INFORMATION GIVEN
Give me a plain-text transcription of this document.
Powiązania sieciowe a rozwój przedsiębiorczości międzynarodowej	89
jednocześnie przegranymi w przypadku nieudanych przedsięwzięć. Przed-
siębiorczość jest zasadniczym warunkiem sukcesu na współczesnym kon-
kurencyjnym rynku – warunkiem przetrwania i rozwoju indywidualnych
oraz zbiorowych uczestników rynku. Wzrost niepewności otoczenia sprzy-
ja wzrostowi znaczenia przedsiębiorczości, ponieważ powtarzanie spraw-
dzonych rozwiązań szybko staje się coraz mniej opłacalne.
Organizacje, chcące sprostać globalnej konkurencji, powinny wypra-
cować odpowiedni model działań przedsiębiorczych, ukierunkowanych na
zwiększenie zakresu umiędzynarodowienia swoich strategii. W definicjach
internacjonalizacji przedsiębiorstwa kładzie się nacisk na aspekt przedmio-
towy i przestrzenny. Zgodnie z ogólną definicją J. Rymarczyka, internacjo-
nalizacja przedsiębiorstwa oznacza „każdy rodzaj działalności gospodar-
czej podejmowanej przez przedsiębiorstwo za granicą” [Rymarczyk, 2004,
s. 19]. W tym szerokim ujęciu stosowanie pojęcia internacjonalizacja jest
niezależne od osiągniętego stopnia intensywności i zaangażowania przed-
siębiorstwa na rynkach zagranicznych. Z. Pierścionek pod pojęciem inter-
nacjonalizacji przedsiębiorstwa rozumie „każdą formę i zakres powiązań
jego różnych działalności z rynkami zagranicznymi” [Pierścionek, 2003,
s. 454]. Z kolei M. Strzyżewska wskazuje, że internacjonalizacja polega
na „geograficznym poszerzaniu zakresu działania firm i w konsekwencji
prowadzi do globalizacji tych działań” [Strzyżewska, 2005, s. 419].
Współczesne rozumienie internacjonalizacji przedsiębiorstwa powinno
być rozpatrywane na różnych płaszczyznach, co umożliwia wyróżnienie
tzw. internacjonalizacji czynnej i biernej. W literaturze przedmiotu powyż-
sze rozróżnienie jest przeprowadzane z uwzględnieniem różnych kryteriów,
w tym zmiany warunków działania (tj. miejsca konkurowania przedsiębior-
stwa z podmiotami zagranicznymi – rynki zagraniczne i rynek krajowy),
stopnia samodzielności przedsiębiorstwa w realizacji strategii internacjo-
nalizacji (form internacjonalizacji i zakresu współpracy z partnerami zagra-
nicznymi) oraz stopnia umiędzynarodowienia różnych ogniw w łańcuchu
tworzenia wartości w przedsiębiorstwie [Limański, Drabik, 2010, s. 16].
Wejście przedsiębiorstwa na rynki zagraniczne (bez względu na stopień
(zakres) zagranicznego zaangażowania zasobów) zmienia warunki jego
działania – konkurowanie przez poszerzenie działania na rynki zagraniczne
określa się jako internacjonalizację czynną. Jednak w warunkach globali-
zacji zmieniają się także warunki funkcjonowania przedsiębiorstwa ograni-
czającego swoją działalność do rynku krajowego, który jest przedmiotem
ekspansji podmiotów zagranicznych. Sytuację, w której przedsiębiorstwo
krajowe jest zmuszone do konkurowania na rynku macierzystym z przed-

CHALLENGE
Transcribe all of the material exactly. Omit nothing.

FINAL RESULT
Give me a plain-text transcription of this document.
Powiązania sieciowe a rozwój przedsiębiorczości międzynarodowej	89
jednocześnie przegranymi w przypadku nieudanych przedsięwzięć. Przed-
siębiorczość jest zasadniczym warunkiem sukcesu na współczesnym kon-
kurencyjnym rynku – warunkiem przetrwania i rozwoju indywidualnych
oraz zbiorowych uczestników rynku. Wzrost niepewności otoczenia sprzy-
ja wzrostowi znaczenia przedsiębiorczości, ponieważ powtarzanie spraw-
dzonych rozwiązań szybko staje się coraz mniej opłacalne.
Organizacje, chcące sprostać globalnej konkurencji, powinny wypra-
cować odpowiedni model działań przedsiębiorczych, ukierunkowanych na
zwiększenie zakresu umiędzynarodowienia swoich strategii. W definicjach
internacjonalizacji przedsiębiorstwa kładzie się nacisk na aspekt przedmio-
towy i przestrzenny. Zgodnie z ogólną definicją J. Rymarczyka, internacjo-
nalizacja przedsiębiorstwa oznacza „każdy rodzaj działalności gospodar-
czej podejmowanej przez przedsiębiorstwo za granicą” [Rymarczyk, 2004,
s. 19]. W tym szerokim ujęciu stosowanie pojęcia internacjonalizacja jest
niezależne od osiągniętego stopnia intensywności i zaangażowania przed-
siębiorstwa na rynkach zagranicznych. Z. Pierścionek pod pojęciem inter-
nacjonalizacji przedsiębiorstwa rozumie „każdą formę i zakres powiązań
jego różnych działalności z rynkami zagranicznymi” [Pierścionek, 2003,
s. 454]. Z kolei M. Strzyżewska wskazuje, że internacjonalizacja polega
na „geograficznym poszerzaniu zakresu działania firm i w konsekwencji
prowadzi do globalizacji tych działań” [Strzyżewska, 2005, s. 419].
Współczesne rozumienie internacjonalizacji przedsiębiorstwa powinno
być rozpatrywane na różnych płaszczyznach, co umożliwia wyróżnienie
tzw. internacjonalizacji czynnej i biernej. W literaturze przedmiotu powyż-
sze rozróżnienie jest przeprowadzane z uwzględnieniem różnych kryteriów,
w tym zmiany warunków działania (tj. miejsca konkurowania przedsiębior-
stwa z podmiotami zagranicznymi – rynki zagraniczne i rynek krajowy),
stopnia samodzielności przedsiębiorstwa w realizacji strategii internacjo-
nalizacji (form internacjonalizacji i zakresu współpracy z partnerami zagra-
nicznymi) oraz stopnia umiędzynarodowienia różnych ogniw w łańcuchu
tworzenia wartości w przedsiębiorstwie [Limański, Drabik, 2010, s. 16].
Wejście przedsiębiorstwa na rynki zagraniczne (bez względu na stopień
(zakres) zagranicznego zaangażowania zasobów) zmienia warunki jego
działania – konkurowanie przez poszerzenie działania na rynki zagraniczne
określa się jako internacjonalizację czynną. Jednak w warunkach globali-
zacji zmieniają się także warunki funkcjonowania przedsiębiorstwa ograni-
czającego swoją działalność do rynku krajowego, który jest przedmiotem
ekspansji podmiotów zagranicznych. Sytuację, w której przedsiębiorstwo
krajowe jest zmuszone do konkurowania na rynku macierzystym z przed-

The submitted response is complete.